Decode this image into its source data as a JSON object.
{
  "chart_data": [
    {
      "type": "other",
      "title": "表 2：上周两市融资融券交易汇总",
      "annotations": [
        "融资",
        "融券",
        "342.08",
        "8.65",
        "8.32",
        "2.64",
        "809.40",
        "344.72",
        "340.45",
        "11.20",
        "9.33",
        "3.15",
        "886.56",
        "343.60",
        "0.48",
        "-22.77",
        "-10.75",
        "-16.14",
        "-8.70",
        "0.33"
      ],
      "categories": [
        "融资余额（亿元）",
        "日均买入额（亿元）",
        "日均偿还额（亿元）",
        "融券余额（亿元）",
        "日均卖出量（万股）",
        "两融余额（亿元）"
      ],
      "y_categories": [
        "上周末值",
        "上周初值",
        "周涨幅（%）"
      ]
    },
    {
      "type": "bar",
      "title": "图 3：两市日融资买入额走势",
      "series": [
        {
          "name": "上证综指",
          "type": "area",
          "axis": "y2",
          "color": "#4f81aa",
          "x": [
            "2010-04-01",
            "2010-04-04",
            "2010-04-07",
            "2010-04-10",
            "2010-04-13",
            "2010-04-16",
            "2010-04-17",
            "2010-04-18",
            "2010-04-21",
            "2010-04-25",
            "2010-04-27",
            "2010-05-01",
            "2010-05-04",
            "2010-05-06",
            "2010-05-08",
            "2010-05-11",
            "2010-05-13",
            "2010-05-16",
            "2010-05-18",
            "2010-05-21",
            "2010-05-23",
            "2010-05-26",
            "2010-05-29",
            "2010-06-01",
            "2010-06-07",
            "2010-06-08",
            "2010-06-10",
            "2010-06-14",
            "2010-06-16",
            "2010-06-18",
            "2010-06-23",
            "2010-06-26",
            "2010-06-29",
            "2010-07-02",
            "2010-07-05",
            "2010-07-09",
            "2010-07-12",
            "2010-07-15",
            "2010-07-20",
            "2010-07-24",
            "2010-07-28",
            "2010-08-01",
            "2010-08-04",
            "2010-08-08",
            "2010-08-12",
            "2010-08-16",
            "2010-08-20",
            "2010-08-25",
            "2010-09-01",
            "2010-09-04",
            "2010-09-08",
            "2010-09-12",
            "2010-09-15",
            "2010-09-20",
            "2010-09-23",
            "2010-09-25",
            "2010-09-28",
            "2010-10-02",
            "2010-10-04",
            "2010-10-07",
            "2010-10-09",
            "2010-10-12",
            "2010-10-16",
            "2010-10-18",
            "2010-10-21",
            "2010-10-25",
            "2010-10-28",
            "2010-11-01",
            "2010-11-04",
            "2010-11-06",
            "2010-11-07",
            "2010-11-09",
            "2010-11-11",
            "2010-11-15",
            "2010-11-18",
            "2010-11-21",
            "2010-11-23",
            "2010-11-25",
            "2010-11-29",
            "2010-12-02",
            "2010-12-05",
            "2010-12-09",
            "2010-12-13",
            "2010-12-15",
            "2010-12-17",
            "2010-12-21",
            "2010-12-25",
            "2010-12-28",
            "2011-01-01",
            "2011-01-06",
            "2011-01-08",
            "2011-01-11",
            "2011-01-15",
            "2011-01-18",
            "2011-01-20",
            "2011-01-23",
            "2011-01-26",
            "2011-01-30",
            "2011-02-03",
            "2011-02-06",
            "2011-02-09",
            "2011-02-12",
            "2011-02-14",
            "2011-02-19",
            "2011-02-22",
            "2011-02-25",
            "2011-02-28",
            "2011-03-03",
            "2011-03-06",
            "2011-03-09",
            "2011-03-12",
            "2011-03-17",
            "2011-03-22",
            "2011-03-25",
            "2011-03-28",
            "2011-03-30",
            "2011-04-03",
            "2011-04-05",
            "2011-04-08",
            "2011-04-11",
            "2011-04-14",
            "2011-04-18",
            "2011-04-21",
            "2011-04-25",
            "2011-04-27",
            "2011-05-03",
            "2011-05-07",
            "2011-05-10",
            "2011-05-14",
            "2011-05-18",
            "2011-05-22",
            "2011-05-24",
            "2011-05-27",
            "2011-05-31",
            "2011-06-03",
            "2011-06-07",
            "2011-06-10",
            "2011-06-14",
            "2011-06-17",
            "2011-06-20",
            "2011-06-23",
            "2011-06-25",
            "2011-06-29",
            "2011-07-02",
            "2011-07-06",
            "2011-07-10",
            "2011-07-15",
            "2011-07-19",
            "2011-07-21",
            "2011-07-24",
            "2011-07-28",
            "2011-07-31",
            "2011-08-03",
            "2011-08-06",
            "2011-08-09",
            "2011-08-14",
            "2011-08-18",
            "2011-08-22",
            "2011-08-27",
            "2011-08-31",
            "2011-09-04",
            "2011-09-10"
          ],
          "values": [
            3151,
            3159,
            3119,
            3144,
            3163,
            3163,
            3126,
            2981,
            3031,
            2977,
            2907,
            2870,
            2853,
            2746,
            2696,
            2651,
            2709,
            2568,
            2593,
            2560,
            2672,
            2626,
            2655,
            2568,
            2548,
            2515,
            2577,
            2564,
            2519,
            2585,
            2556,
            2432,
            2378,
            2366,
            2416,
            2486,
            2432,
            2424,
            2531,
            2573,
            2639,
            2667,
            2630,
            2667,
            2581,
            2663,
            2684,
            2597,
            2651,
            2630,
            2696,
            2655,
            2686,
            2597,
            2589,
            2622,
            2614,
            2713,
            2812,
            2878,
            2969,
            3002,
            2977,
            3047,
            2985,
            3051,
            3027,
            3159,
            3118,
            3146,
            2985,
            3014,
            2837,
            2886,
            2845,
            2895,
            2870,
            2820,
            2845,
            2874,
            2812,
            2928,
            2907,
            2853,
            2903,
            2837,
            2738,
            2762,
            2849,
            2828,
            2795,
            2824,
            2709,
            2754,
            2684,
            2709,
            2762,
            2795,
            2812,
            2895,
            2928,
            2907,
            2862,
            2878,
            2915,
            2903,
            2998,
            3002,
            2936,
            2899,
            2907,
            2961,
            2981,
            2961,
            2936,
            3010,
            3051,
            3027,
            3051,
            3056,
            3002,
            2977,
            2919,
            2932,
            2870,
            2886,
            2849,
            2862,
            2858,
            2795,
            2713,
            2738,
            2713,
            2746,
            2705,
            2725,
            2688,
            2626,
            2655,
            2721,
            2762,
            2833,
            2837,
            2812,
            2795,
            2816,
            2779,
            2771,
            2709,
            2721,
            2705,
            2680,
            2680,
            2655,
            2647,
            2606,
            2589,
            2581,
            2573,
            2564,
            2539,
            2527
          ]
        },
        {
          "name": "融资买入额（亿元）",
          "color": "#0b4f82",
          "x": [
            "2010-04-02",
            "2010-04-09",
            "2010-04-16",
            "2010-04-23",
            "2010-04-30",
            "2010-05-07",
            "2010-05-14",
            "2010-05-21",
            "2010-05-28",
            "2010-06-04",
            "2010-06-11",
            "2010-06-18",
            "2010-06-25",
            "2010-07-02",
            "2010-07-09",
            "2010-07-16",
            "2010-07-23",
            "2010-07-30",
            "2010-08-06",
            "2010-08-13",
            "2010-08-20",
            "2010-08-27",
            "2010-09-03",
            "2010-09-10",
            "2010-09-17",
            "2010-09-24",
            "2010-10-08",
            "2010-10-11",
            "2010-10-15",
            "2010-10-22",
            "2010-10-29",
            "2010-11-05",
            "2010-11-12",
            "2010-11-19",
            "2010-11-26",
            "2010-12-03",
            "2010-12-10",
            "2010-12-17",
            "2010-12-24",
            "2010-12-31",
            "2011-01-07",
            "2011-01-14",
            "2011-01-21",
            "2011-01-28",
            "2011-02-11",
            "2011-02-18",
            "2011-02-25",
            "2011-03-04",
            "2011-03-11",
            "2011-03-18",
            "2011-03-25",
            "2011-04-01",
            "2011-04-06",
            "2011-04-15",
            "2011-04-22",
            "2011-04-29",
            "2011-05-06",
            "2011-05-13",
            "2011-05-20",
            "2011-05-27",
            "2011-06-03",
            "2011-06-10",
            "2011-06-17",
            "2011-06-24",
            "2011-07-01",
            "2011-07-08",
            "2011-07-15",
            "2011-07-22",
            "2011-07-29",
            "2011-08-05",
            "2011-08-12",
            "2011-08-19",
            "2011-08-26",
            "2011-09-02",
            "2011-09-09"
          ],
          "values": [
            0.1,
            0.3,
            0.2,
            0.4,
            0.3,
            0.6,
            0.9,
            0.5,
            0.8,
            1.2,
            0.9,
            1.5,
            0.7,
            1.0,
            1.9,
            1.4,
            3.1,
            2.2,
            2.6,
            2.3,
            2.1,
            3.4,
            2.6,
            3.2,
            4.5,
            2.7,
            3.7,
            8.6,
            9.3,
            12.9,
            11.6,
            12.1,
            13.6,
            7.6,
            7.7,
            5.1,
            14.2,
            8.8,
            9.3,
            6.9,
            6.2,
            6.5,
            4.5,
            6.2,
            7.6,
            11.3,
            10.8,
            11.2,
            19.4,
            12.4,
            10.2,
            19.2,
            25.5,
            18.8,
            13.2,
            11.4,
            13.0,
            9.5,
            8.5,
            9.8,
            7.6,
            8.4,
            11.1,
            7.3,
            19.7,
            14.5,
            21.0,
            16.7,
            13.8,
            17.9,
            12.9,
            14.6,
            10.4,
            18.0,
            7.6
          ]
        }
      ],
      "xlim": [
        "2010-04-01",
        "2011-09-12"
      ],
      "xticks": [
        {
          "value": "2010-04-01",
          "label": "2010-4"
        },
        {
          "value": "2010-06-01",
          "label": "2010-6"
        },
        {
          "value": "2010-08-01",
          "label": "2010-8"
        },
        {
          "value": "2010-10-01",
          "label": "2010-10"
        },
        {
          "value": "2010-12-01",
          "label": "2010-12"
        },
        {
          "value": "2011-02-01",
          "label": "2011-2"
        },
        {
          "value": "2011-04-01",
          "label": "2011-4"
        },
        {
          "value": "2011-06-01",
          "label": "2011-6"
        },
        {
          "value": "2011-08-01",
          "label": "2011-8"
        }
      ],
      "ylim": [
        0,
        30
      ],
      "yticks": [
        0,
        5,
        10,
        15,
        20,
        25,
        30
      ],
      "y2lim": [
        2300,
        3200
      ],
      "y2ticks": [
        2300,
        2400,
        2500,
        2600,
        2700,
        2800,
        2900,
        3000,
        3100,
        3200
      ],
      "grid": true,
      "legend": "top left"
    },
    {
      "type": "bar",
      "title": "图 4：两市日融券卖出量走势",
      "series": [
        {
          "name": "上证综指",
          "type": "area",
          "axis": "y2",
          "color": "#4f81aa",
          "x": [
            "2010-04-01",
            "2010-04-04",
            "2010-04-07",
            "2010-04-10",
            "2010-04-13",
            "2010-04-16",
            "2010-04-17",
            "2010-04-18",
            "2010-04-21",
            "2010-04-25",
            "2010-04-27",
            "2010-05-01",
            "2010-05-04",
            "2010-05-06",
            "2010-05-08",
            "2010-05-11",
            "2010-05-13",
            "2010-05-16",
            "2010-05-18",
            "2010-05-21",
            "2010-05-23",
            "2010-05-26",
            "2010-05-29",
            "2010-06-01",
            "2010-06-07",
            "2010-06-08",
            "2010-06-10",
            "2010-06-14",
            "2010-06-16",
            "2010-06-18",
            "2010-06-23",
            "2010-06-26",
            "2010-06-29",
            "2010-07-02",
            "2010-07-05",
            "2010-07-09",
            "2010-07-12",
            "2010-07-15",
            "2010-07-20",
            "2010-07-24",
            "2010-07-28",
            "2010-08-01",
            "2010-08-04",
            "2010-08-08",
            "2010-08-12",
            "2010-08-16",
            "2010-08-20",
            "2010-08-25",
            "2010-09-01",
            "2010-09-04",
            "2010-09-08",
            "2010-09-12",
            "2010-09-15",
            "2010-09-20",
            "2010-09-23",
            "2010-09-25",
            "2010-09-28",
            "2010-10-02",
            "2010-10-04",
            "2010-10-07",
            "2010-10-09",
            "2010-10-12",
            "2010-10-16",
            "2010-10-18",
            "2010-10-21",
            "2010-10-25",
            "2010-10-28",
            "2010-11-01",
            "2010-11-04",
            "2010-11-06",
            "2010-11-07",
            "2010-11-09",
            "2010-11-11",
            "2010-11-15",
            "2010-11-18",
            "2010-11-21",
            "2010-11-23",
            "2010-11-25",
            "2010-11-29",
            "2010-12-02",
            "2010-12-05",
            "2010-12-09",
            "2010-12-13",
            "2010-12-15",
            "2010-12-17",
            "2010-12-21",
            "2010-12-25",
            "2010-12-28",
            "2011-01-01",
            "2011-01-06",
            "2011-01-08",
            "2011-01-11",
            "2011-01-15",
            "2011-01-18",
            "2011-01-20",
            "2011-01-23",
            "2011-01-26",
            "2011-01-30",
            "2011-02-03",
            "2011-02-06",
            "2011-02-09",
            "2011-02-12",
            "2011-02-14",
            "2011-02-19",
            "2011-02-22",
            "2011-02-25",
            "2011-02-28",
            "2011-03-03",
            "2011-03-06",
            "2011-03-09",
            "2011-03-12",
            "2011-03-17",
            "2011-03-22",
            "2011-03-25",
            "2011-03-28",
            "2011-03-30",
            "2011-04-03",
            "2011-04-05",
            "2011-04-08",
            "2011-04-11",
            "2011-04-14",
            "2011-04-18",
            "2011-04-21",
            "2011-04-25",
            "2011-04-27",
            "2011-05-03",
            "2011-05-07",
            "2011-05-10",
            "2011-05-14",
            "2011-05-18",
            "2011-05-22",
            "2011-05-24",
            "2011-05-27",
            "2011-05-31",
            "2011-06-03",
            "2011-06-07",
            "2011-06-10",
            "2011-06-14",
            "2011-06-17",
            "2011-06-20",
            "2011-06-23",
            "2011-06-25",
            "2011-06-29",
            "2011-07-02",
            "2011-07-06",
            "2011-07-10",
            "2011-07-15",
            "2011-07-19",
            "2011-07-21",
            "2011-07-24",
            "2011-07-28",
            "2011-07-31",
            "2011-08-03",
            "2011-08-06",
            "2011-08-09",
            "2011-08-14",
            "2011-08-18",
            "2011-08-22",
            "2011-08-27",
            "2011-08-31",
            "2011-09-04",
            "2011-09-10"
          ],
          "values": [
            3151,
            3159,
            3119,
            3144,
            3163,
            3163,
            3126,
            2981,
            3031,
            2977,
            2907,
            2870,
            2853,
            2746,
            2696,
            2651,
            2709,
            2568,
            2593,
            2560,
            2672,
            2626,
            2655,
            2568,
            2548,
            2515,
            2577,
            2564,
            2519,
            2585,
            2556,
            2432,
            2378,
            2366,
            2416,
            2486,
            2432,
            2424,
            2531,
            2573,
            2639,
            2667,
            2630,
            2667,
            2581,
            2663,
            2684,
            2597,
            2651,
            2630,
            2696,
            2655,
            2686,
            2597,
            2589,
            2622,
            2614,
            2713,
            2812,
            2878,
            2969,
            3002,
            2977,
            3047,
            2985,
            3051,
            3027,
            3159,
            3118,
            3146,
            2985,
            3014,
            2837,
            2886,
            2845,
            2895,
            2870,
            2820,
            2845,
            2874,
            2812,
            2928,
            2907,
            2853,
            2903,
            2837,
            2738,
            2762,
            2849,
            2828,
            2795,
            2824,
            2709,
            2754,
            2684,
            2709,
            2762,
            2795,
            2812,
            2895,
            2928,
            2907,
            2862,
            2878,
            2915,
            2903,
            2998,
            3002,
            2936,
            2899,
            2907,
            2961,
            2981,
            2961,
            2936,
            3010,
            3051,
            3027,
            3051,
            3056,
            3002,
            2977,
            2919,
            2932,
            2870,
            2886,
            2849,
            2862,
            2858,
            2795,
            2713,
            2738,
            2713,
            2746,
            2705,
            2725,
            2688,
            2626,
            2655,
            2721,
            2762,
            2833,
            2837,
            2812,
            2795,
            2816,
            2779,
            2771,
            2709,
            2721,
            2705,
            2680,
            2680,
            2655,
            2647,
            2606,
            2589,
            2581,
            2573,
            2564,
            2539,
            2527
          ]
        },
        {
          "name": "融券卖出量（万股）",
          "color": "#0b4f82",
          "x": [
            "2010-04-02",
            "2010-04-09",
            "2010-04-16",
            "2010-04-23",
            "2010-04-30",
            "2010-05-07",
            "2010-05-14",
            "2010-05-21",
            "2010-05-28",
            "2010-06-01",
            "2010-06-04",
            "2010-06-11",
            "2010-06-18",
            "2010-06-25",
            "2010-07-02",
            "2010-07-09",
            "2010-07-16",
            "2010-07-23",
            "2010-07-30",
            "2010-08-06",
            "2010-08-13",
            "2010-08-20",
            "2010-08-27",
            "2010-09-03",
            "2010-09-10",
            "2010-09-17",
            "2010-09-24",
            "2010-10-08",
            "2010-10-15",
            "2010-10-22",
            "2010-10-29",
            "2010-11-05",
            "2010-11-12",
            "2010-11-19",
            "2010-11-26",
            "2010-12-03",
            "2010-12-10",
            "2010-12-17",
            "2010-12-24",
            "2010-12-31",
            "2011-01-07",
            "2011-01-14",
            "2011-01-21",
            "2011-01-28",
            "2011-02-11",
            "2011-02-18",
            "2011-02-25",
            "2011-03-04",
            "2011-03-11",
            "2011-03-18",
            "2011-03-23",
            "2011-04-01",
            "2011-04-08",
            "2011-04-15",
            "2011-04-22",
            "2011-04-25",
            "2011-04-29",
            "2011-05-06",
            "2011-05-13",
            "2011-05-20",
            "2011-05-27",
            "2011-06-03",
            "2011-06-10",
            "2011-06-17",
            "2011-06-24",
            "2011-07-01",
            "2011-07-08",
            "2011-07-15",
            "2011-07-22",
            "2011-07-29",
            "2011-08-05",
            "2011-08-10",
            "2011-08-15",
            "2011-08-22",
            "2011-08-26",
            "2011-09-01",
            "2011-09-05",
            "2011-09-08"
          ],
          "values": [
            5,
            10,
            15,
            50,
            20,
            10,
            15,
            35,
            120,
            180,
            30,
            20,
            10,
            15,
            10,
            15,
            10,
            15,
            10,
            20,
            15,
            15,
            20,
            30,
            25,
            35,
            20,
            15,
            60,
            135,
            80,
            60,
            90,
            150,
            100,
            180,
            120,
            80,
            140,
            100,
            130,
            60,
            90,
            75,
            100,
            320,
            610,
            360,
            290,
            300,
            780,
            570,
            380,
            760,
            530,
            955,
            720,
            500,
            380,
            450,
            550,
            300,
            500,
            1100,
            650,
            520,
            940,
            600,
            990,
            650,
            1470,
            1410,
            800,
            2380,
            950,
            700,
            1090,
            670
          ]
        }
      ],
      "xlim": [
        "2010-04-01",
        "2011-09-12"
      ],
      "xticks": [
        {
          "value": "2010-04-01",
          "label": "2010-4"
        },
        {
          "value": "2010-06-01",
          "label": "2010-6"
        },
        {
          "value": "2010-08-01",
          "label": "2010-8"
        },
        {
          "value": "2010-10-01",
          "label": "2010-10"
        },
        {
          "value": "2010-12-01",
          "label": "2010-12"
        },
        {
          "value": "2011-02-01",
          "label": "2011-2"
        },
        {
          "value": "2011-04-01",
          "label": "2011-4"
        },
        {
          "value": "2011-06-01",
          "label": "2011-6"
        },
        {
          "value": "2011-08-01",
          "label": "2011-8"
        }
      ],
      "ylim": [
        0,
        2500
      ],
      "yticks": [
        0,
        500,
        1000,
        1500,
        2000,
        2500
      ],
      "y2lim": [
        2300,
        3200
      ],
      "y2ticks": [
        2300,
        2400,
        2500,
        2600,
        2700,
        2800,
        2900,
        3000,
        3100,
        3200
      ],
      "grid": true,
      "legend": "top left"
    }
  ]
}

= = = = =

**PROMPT:**
Scan the listing above for the word "title" and show each line where it is found.

**RESULT BELOW:**
      "title": "表 2：上周两市融资融券交易汇总",
      "title": "图 3：两市日融资买入额走势",
      "title": "图 4：两市日融券卖出量走势",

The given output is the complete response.